Problem description: Copy out each line below that has the word "heading" in it.
++++ Given data
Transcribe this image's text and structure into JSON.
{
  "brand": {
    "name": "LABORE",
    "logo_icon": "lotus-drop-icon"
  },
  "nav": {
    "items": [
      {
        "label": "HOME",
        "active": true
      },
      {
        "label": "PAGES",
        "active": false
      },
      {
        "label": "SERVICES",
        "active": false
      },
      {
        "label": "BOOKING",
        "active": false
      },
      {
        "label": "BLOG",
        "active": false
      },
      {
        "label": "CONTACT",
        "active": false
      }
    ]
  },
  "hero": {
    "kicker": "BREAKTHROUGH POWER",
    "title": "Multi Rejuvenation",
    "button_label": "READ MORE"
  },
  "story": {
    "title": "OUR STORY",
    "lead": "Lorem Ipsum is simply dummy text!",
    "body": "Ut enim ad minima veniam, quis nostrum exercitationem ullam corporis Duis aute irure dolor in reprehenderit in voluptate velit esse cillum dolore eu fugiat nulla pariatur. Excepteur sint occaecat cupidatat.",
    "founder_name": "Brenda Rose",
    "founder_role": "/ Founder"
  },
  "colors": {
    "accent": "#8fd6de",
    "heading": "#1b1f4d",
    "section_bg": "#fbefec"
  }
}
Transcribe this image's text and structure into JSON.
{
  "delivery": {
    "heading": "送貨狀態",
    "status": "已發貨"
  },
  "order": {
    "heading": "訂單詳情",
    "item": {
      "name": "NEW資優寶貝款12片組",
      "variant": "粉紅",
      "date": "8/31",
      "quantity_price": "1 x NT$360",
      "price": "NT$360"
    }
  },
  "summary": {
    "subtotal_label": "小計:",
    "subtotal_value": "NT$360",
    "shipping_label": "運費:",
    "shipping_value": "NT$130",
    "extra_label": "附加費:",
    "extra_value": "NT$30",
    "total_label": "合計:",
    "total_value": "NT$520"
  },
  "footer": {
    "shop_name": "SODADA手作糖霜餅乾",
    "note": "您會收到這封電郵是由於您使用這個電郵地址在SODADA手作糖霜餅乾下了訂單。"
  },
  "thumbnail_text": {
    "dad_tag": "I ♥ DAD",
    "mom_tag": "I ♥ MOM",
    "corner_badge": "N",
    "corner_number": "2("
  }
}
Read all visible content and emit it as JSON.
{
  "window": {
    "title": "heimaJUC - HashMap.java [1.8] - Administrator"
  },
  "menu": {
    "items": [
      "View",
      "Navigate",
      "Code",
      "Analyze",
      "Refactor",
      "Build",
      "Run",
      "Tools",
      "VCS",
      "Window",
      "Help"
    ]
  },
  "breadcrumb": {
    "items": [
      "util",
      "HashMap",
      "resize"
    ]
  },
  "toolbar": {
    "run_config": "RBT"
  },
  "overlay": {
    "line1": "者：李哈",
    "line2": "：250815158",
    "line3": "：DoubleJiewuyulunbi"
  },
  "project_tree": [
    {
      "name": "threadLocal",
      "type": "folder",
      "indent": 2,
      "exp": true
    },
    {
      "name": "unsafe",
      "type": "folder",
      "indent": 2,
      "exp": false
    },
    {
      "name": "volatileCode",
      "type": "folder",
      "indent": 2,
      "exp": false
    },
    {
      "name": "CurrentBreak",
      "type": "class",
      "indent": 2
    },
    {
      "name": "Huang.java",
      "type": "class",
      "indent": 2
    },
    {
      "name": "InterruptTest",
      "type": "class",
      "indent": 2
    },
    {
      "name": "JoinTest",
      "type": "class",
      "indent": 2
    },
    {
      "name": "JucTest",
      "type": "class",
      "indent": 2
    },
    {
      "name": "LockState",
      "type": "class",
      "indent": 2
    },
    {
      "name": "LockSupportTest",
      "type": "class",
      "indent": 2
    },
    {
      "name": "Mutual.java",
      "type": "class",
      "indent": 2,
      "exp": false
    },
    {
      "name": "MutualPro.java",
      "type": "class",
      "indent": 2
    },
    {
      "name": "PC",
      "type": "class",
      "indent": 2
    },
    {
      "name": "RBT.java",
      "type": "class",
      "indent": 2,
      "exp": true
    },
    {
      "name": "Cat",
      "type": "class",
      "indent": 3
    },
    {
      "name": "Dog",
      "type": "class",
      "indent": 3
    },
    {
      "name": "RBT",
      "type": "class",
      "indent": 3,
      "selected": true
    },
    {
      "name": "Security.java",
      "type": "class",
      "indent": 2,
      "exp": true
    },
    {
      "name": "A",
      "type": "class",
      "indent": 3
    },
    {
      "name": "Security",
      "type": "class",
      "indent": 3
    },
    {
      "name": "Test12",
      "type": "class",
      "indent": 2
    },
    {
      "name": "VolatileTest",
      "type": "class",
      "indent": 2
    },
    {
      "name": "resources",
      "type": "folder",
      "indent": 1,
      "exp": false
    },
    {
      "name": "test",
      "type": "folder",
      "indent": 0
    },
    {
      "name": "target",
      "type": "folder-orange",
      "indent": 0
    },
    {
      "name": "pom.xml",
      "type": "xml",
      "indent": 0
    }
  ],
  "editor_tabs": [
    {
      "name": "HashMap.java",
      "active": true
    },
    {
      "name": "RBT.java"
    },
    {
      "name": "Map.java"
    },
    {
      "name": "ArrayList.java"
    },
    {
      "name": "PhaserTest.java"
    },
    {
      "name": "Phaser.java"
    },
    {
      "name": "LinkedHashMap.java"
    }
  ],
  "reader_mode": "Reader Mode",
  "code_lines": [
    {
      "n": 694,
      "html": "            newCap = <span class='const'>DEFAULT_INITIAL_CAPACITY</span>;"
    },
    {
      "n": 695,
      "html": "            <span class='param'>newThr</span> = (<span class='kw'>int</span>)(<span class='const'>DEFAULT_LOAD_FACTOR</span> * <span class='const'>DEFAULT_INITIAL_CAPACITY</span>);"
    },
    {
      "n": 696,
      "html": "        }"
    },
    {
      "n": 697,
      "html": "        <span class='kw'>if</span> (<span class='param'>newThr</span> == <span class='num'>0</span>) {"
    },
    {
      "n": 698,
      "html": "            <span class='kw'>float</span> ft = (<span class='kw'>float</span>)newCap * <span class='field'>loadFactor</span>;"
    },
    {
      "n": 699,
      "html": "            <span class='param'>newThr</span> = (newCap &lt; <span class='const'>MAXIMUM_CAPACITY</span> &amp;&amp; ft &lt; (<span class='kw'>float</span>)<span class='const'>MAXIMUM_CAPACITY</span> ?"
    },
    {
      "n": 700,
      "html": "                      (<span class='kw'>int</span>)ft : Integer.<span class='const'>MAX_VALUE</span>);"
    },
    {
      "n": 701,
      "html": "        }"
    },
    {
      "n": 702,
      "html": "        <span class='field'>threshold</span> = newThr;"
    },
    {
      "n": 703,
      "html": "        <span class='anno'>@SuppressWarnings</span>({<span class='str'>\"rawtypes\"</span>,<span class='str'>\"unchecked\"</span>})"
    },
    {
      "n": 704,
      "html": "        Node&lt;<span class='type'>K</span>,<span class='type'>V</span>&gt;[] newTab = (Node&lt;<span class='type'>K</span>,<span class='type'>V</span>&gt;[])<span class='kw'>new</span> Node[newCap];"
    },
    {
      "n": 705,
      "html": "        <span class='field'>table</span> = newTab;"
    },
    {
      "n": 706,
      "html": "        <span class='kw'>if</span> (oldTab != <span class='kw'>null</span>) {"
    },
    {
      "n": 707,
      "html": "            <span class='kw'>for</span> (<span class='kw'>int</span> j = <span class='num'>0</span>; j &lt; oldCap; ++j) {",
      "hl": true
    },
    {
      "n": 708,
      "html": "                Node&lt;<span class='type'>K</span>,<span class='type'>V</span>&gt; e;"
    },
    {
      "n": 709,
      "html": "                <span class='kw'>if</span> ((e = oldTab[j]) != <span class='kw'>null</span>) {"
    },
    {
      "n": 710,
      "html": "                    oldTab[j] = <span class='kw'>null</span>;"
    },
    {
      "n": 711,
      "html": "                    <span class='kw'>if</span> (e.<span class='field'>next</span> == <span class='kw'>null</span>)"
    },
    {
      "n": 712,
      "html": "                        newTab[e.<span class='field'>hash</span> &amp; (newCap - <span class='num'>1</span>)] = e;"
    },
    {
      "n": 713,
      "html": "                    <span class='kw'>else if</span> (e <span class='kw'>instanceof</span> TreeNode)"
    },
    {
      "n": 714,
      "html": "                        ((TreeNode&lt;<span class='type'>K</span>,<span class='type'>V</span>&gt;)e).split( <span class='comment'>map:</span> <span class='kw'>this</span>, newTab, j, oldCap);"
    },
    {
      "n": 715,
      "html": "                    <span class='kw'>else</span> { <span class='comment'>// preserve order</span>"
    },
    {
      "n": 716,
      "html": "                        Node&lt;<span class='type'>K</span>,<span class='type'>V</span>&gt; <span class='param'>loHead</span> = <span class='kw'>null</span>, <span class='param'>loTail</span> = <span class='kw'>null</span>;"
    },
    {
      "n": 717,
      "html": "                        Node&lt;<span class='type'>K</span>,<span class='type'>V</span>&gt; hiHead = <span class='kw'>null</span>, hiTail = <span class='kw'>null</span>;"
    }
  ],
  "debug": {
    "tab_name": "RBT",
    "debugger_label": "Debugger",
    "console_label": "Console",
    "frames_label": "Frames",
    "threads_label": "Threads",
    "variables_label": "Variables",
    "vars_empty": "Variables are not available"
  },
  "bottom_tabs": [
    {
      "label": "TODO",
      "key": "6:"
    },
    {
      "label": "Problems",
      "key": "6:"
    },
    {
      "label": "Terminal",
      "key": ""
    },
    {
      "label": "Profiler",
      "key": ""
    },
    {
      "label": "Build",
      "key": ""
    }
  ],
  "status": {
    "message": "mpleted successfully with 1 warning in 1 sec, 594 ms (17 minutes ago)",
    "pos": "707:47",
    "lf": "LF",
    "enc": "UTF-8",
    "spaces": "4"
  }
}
++++++++
The reply:
    "heading": "#1b1f4d",
    "heading": "送貨狀態",
    "heading": "訂單詳情",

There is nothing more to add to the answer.